**AIM OF THE EXERCISE**
Make an exact copy of all the material below, apart from the pictures.

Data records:
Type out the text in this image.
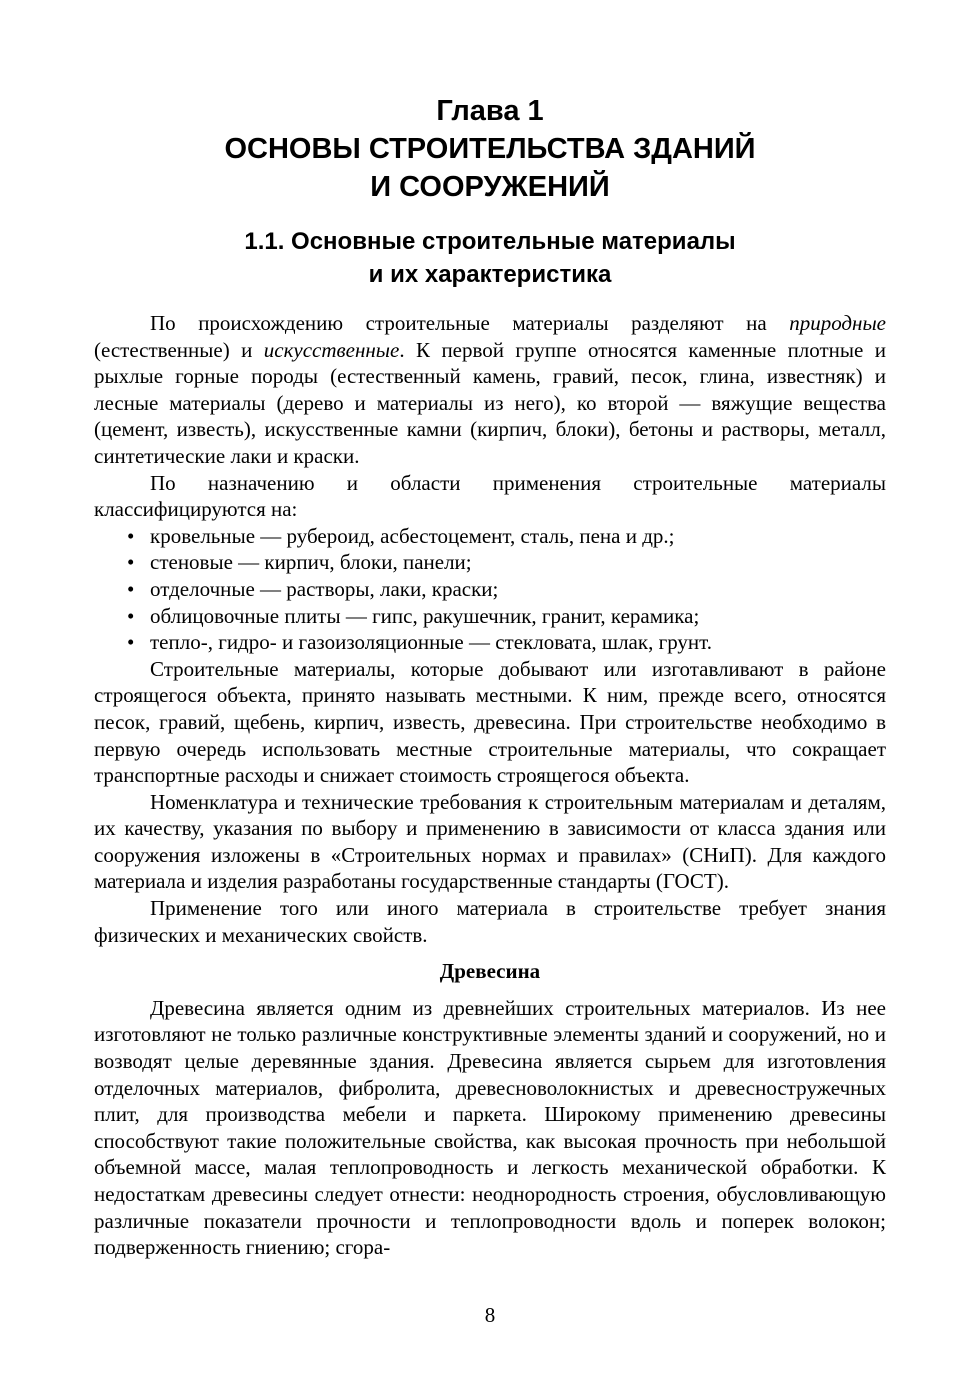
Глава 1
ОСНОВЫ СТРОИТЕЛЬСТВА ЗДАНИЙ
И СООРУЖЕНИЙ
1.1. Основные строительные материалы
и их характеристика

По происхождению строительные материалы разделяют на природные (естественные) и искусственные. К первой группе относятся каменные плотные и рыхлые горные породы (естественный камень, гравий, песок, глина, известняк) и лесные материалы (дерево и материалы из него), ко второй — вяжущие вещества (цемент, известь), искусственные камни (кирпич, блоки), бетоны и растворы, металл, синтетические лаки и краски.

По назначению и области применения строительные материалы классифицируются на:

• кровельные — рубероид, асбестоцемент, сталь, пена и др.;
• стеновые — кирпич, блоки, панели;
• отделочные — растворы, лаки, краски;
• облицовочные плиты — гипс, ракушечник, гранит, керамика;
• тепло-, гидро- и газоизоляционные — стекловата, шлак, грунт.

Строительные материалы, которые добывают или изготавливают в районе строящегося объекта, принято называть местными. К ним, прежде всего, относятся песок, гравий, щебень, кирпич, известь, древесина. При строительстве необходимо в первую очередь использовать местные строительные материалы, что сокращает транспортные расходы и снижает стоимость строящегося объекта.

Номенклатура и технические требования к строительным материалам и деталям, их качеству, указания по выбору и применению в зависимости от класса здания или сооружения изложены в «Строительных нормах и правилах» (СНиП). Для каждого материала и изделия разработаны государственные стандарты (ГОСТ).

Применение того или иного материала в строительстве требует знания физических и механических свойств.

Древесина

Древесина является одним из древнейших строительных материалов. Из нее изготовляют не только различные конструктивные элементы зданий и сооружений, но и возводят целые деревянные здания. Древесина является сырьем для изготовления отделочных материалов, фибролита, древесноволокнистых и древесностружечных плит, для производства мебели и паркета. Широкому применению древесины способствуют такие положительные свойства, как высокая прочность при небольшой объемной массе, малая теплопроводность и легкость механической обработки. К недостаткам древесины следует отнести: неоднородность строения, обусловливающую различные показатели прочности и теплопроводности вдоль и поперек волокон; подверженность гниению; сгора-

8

**SOLUTION**
Type out the text in this image.
Глава 1
ОСНОВЫ СТРОИТЕЛЬСТВА ЗДАНИЙ
И СООРУЖЕНИЙ
1.1. Основные строительные материалы
и их характеристика

По происхождению строительные материалы разделяют на природные (естественные) и искусственные. К первой группе относятся каменные плотные и рыхлые горные породы (естественный камень, гравий, песок, глина, известняк) и лесные материалы (дерево и материалы из него), ко второй — вяжущие вещества (цемент, известь), искусственные камни (кирпич, блоки), бетоны и растворы, металл, синтетические лаки и краски.

По назначению и области применения строительные материалы классифицируются на:

• кровельные — рубероид, асбестоцемент, сталь, пена и др.;
• стеновые — кирпич, блоки, панели;
• отделочные — растворы, лаки, краски;
• облицовочные плиты — гипс, ракушечник, гранит, керамика;
• тепло-, гидро- и газоизоляционные — стекловата, шлак, грунт.

Строительные материалы, которые добывают или изготавливают в районе строящегося объекта, принято называть местными. К ним, прежде всего, относятся песок, гравий, щебень, кирпич, известь, древесина. При строительстве необходимо в первую очередь использовать местные строительные материалы, что сокращает транспортные расходы и снижает стоимость строящегося объекта.

Номенклатура и технические требования к строительным материалам и деталям, их качеству, указания по выбору и применению в зависимости от класса здания или сооружения изложены в «Строительных нормах и правилах» (СНиП). Для каждого материала и изделия разработаны государственные стандарты (ГОСТ).

Применение того или иного материала в строительстве требует знания физических и механических свойств.

Древесина

Древесина является одним из древнейших строительных материалов. Из нее изготовляют не только различные конструктивные элементы зданий и сооружений, но и возводят целые деревянные здания. Древесина является сырьем для изготовления отделочных материалов, фибролита, древесноволокнистых и древесностружечных плит, для производства мебели и паркета. Широкому применению древесины способствуют такие положительные свойства, как высокая прочность при небольшой объемной массе, малая теплопроводность и легкость механической обработки. К недостаткам древесины следует отнести: неоднородность строения, обусловливающую различные показатели прочности и теплопроводности вдоль и поперек волокон; подверженность гниению; сгора-

8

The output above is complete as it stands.